## TASK STATEMENT
Your task is to copy each line that has the word "color".

## TASK DATA
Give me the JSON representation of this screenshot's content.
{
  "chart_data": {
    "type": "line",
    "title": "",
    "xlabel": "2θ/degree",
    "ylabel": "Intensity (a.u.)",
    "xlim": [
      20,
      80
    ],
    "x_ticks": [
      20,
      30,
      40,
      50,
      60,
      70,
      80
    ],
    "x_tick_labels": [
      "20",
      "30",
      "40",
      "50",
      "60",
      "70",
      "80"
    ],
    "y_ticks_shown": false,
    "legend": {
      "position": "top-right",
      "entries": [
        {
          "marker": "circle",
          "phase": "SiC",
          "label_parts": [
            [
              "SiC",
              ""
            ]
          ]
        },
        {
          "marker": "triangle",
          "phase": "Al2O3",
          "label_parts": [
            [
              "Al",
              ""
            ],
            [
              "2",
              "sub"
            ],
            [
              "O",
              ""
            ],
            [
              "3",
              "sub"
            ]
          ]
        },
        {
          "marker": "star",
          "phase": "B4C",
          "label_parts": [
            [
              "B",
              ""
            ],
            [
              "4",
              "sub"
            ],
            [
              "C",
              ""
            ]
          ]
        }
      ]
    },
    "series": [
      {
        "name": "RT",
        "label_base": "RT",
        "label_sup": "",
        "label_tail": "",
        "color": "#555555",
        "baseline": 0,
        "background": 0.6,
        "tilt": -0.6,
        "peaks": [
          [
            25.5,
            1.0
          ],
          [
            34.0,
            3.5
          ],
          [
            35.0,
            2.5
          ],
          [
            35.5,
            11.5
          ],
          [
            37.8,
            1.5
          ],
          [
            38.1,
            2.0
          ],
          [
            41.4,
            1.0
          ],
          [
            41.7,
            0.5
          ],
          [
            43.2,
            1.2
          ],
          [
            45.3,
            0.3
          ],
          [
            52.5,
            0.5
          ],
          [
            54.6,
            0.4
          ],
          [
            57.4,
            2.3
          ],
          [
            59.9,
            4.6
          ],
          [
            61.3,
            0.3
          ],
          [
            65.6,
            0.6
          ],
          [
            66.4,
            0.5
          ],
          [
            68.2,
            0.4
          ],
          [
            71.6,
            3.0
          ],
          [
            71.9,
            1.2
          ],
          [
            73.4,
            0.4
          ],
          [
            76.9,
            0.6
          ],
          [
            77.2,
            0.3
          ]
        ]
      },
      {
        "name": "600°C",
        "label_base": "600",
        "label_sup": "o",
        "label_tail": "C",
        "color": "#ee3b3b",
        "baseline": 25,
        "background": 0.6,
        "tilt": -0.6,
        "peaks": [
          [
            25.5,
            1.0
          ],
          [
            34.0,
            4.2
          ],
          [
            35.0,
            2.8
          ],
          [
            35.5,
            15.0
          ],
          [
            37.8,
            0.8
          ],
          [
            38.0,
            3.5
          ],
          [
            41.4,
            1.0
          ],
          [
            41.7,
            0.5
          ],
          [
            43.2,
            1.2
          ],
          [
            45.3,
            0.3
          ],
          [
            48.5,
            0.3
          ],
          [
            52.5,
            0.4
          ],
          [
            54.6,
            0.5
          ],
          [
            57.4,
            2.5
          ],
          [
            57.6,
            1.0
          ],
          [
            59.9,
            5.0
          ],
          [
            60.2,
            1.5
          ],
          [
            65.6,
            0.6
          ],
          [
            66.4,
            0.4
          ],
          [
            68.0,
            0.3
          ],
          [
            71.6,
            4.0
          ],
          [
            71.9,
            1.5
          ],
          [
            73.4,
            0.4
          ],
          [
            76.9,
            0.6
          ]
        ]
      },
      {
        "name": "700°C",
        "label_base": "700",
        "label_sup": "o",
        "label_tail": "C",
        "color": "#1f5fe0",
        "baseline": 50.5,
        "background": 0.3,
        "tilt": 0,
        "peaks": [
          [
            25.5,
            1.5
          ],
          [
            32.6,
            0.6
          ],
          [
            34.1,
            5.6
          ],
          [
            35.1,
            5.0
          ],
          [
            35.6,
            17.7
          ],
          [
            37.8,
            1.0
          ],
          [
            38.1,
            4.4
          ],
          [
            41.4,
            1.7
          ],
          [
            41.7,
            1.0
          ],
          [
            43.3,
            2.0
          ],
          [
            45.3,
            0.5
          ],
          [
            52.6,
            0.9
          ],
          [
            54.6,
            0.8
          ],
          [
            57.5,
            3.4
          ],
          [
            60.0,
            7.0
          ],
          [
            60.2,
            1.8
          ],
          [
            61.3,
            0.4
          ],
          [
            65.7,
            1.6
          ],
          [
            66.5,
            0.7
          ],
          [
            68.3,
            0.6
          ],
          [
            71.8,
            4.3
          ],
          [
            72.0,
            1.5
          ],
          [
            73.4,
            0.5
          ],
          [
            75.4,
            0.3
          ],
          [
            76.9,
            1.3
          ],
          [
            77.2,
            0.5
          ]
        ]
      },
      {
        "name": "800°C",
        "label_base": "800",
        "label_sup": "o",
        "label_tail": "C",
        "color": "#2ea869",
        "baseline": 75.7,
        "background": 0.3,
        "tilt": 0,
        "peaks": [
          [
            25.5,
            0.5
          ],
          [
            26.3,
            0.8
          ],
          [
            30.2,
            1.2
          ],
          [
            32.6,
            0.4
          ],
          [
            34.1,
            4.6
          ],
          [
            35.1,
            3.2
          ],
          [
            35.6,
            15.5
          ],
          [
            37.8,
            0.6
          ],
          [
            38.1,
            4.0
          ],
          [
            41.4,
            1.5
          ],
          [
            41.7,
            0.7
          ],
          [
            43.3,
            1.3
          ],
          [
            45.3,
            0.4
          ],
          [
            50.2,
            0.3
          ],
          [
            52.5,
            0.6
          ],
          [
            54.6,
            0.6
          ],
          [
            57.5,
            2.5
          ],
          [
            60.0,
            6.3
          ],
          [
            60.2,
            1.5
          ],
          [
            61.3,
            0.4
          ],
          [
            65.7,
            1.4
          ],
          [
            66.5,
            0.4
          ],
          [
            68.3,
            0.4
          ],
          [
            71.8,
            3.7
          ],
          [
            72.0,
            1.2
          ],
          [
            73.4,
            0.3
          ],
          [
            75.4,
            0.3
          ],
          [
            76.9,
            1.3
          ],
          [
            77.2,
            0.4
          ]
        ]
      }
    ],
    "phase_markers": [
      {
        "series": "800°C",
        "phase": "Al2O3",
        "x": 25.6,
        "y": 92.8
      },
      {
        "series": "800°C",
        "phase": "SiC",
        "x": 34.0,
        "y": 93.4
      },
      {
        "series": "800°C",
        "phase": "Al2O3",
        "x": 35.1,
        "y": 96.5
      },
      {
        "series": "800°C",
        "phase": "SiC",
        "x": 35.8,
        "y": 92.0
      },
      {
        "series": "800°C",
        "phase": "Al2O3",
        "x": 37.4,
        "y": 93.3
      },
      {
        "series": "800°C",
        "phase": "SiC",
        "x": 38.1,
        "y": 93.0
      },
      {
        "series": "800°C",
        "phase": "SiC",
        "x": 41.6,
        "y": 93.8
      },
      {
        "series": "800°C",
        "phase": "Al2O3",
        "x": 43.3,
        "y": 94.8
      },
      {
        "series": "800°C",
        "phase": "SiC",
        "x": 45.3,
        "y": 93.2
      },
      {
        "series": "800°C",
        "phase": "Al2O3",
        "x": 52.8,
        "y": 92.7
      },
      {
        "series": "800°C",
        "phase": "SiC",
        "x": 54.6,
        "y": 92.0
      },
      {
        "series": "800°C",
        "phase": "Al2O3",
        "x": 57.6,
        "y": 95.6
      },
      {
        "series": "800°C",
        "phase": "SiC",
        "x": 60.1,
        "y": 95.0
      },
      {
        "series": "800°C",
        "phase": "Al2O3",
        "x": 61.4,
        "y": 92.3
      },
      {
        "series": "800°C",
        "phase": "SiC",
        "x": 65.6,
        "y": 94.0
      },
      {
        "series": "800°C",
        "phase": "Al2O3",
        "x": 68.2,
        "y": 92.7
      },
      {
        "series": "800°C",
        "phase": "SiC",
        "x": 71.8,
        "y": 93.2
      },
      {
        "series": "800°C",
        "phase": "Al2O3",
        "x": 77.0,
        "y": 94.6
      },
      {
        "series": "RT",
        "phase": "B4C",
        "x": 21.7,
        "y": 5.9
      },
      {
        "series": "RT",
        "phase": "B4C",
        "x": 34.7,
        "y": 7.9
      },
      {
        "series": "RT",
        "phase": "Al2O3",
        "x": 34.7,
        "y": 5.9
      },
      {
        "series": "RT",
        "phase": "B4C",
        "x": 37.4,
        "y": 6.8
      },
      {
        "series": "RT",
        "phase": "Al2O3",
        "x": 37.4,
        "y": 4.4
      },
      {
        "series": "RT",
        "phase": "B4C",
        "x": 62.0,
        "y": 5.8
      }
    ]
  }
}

## THE RESULT
        "color": "#555555",
        "color": "#ee3b3b",
        "color": "#1f5fe0",
        "color": "#2ea869",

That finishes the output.